=== Requirements ===
Go through the records below line by line, counting those that contain the word "Notes"; answer with the count only.

=== Provided data ===
-- Begin --

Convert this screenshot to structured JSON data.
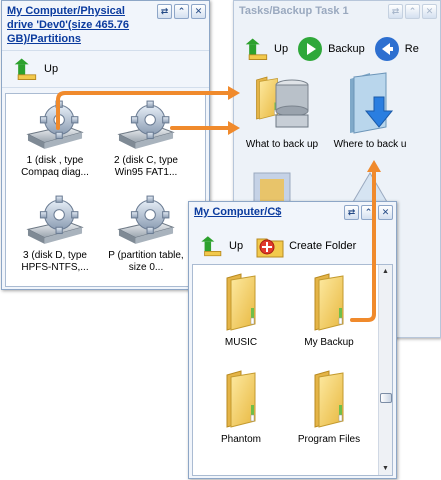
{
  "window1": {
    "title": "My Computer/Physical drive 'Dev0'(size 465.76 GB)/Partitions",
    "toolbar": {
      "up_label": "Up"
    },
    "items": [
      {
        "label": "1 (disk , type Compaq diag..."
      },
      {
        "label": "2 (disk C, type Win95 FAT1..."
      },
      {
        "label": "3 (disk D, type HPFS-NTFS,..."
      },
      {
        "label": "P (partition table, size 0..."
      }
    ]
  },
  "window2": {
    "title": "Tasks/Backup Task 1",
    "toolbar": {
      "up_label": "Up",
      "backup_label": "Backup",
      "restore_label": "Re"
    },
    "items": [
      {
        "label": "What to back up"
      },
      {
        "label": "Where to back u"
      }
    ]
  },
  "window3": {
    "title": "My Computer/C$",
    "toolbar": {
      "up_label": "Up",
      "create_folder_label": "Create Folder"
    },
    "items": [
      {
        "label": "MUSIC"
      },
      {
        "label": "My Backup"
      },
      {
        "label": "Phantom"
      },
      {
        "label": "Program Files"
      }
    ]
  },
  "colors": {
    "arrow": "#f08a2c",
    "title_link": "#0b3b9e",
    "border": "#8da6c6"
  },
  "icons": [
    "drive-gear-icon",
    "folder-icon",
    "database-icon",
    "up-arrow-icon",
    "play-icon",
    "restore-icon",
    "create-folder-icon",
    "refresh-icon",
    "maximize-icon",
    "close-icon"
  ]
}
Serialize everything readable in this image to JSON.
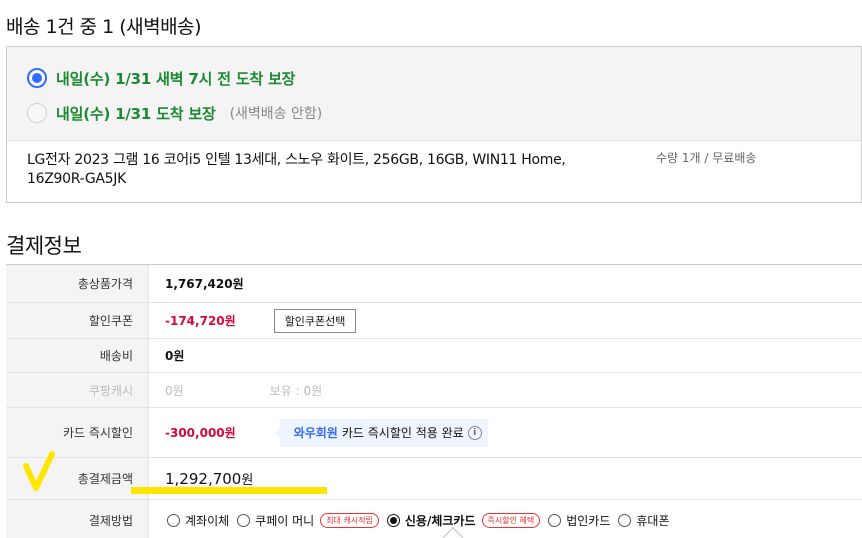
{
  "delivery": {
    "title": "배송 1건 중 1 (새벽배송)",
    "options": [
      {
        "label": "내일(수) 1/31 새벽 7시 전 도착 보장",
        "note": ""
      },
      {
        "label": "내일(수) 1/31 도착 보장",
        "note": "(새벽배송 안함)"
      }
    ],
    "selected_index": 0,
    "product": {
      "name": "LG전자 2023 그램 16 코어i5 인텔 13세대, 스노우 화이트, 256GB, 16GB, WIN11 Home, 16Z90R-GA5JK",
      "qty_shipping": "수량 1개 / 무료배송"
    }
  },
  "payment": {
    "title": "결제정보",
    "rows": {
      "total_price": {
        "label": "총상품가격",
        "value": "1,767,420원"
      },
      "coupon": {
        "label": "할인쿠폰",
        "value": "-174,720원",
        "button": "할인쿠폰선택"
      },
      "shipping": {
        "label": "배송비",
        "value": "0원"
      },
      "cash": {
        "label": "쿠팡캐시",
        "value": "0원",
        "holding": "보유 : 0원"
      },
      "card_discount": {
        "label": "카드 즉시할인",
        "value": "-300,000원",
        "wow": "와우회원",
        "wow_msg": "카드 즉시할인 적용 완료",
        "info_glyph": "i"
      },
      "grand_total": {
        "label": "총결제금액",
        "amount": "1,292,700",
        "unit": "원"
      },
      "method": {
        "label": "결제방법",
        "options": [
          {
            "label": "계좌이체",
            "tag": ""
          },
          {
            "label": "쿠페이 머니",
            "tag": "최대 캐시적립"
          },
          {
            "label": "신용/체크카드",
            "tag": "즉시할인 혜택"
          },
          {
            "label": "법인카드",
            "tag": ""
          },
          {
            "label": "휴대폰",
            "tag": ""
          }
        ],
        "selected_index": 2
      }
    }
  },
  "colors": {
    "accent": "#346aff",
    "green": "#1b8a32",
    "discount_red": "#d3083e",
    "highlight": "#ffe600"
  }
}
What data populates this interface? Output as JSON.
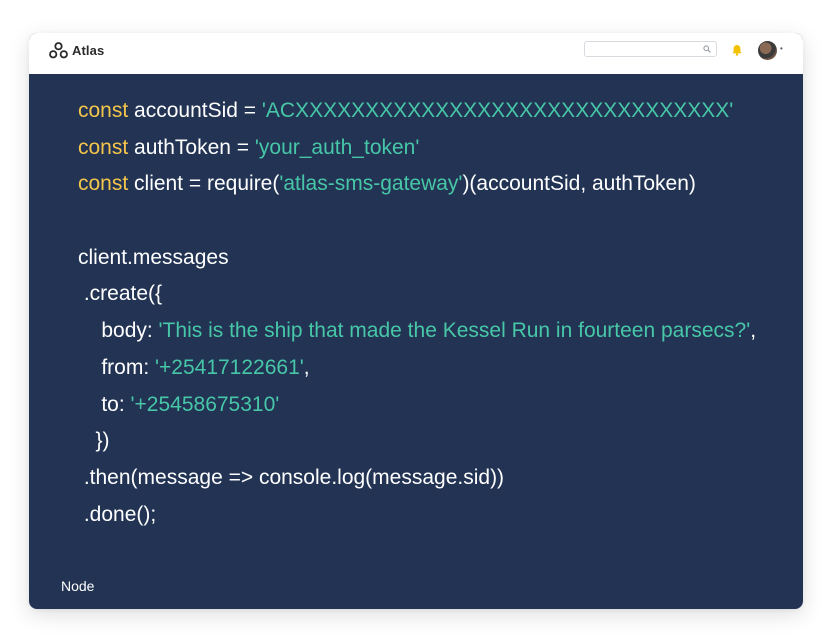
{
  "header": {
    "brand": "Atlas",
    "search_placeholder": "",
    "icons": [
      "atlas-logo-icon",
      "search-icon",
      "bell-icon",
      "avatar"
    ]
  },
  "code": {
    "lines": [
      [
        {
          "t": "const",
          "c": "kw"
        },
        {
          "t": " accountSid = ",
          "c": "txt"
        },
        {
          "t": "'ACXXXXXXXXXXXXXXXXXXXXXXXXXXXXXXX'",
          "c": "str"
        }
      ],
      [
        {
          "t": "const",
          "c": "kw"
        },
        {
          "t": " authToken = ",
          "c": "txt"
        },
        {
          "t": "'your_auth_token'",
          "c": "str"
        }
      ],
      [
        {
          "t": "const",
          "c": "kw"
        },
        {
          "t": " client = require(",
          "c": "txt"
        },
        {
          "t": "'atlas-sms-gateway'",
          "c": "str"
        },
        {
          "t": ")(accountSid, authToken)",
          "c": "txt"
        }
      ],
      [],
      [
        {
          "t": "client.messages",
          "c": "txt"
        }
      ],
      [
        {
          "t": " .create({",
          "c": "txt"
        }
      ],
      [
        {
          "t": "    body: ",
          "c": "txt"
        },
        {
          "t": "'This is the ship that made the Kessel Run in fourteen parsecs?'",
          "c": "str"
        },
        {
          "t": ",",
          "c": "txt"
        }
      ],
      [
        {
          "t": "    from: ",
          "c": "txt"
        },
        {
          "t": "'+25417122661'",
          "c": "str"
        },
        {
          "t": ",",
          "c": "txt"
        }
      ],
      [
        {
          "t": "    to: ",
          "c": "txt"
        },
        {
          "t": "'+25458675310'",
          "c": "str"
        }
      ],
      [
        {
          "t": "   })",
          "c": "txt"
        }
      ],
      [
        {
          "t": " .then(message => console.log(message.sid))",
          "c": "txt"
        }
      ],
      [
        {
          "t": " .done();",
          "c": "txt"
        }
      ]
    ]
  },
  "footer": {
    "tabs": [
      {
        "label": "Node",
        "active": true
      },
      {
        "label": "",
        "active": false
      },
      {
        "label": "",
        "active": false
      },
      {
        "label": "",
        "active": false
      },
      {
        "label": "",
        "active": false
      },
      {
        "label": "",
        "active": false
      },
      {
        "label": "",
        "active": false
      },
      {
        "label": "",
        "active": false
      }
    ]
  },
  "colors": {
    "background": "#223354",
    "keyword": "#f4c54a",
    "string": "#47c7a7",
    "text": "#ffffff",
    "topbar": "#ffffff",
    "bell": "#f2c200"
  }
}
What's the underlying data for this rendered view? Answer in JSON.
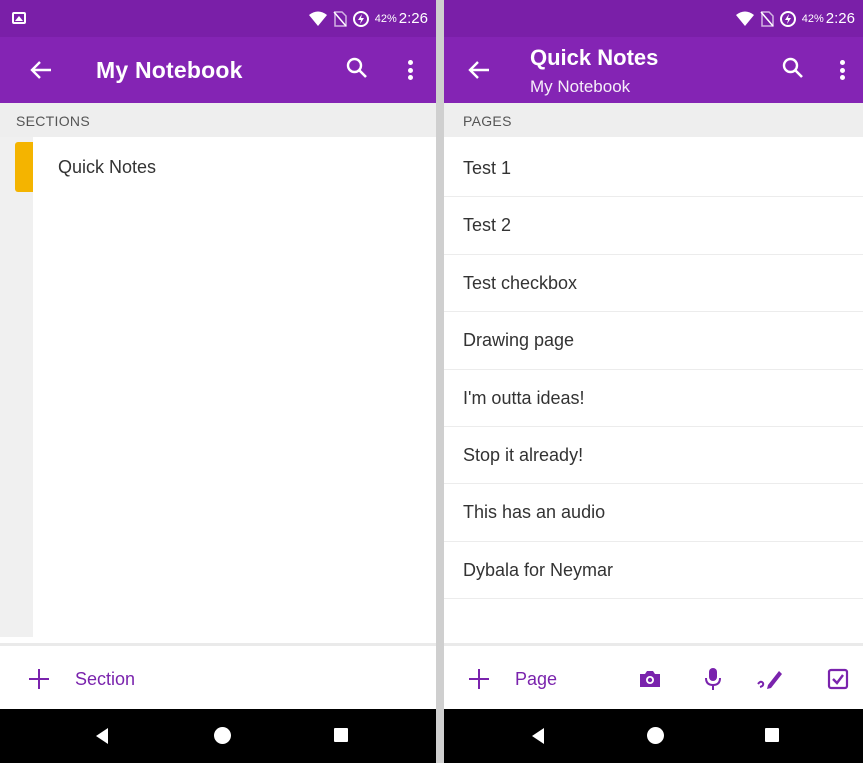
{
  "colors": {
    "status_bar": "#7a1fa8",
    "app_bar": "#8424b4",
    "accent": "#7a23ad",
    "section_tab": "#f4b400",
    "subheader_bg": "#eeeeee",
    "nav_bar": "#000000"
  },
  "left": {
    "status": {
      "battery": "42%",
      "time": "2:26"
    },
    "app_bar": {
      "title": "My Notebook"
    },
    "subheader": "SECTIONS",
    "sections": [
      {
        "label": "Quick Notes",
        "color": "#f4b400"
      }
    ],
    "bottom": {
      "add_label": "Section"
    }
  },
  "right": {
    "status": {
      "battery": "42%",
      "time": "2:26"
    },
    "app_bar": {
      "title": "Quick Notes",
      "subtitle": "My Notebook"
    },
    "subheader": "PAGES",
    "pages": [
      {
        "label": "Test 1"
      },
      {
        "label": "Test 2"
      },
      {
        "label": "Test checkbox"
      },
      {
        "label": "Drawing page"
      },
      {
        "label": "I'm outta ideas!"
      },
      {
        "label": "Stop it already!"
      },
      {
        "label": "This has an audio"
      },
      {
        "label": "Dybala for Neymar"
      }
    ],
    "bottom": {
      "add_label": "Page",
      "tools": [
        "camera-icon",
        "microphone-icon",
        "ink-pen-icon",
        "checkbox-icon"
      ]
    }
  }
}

-- End --

=== The solution ===
2